** Start DATA FOR THE TASK **

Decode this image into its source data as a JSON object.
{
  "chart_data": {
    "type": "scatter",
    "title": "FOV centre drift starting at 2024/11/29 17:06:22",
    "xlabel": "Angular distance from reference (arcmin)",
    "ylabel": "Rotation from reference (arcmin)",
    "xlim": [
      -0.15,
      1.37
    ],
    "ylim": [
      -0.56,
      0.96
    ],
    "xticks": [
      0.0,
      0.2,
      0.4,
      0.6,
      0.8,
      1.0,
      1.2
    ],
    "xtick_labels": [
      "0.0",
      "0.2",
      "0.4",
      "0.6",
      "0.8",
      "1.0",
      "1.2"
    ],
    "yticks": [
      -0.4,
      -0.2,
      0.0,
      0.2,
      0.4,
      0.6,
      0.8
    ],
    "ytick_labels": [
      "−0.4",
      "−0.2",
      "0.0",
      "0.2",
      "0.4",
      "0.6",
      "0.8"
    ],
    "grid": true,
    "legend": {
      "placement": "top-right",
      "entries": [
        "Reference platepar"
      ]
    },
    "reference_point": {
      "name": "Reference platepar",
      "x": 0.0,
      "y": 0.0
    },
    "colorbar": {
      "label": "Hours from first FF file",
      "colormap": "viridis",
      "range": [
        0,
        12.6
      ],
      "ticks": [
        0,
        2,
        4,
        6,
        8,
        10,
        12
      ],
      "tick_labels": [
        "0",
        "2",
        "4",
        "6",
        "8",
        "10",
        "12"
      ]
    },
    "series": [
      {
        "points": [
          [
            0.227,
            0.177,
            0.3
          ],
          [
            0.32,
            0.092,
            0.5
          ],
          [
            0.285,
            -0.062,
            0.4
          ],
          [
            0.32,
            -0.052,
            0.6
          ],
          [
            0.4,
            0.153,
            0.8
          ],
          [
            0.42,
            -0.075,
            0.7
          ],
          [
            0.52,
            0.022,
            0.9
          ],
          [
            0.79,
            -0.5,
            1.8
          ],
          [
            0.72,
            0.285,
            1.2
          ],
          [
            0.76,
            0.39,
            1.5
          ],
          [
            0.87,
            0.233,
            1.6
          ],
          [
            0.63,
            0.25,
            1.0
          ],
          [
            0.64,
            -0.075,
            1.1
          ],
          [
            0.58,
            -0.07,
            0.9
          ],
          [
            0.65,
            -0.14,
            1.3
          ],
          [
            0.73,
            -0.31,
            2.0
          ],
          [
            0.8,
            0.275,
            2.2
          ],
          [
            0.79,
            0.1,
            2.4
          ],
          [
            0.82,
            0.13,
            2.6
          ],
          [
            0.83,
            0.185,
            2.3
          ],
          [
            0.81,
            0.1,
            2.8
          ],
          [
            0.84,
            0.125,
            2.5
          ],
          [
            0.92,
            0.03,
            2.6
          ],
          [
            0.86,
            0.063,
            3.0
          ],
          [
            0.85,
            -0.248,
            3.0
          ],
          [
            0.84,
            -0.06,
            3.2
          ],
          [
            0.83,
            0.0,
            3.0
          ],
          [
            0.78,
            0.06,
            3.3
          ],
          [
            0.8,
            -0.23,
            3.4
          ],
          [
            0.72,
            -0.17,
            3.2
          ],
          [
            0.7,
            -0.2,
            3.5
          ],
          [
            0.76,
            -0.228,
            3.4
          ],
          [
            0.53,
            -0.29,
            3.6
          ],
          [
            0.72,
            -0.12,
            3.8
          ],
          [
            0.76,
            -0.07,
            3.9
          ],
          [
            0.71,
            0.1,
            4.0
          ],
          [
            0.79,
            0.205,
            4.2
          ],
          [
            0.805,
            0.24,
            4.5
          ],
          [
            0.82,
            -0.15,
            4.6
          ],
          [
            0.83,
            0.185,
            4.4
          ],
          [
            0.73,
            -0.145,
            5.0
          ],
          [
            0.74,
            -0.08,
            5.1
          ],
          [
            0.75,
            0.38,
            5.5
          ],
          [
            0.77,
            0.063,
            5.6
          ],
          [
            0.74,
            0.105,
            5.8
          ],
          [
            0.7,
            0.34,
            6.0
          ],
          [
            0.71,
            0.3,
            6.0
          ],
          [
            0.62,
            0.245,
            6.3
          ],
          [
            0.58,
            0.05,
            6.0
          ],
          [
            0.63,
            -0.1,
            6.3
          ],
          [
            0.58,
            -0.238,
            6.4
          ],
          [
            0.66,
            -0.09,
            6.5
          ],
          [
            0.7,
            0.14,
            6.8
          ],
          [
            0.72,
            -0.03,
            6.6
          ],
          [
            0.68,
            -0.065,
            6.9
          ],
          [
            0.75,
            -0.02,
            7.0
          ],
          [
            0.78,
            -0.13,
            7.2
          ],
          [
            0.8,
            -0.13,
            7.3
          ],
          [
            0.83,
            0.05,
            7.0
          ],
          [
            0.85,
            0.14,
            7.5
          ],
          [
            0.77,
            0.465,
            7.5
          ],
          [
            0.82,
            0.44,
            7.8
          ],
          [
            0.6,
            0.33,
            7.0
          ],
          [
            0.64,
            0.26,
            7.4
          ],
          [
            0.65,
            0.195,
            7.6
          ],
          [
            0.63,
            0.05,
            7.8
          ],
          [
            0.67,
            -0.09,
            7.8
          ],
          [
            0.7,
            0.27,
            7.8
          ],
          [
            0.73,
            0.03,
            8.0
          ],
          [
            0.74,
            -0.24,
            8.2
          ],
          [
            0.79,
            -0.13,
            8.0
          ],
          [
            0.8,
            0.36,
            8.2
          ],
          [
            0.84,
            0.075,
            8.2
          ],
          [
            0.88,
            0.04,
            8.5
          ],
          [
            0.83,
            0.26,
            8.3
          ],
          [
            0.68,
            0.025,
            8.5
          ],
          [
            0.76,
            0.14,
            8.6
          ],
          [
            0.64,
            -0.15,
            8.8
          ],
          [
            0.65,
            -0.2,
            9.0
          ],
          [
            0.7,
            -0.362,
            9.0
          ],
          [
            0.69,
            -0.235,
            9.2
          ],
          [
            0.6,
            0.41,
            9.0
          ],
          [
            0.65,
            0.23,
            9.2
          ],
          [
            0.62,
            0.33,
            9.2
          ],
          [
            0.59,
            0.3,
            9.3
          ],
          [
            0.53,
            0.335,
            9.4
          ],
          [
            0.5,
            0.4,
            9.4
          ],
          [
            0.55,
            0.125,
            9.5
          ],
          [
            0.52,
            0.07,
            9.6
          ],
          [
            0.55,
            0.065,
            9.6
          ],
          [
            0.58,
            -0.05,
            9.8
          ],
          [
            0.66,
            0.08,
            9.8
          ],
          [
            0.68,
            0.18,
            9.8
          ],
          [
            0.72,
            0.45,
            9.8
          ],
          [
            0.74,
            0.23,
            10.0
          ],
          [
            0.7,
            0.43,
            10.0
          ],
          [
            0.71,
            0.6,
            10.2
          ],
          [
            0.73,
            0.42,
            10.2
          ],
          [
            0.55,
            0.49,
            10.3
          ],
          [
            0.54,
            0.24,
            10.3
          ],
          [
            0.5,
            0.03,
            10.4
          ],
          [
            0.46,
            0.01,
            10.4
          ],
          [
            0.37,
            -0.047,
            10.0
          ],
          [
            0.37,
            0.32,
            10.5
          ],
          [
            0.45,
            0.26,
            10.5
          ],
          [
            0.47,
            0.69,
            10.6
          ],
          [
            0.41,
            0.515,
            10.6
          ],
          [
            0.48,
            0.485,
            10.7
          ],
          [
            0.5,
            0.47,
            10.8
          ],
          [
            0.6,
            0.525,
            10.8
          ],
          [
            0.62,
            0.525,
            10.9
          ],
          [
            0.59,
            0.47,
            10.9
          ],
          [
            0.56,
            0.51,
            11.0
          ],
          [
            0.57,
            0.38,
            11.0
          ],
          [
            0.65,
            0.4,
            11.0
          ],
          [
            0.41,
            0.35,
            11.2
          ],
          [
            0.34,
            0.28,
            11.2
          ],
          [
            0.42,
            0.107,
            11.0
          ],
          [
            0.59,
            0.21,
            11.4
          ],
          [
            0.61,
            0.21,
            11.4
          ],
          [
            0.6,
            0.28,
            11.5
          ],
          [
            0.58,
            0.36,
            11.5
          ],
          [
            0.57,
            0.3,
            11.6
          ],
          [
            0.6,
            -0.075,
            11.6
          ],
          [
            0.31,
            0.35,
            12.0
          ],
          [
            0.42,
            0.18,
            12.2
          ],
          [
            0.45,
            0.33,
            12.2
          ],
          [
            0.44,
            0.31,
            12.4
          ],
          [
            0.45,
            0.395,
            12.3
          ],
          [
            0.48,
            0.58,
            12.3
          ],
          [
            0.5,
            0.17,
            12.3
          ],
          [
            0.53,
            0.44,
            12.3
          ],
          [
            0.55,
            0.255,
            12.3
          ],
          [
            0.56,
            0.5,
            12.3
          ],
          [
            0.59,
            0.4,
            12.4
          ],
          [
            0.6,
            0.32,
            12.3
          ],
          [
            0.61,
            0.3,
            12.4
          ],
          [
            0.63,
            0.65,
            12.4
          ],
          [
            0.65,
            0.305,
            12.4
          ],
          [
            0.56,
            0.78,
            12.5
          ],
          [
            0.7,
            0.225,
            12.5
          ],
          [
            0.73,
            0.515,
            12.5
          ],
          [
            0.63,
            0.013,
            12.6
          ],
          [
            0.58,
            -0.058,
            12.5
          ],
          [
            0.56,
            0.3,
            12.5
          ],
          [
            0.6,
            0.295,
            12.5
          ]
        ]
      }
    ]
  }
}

** End DATA FOR THE TASK **

### YOUR TASK
Pull out every line of the entries that includes the word "from".

### FINISHED EXERCISE
    "xlabel": "Angular distance from reference (arcmin)",
    "ylabel": "Rotation from reference (arcmin)",
      "label": "Hours from first FF file",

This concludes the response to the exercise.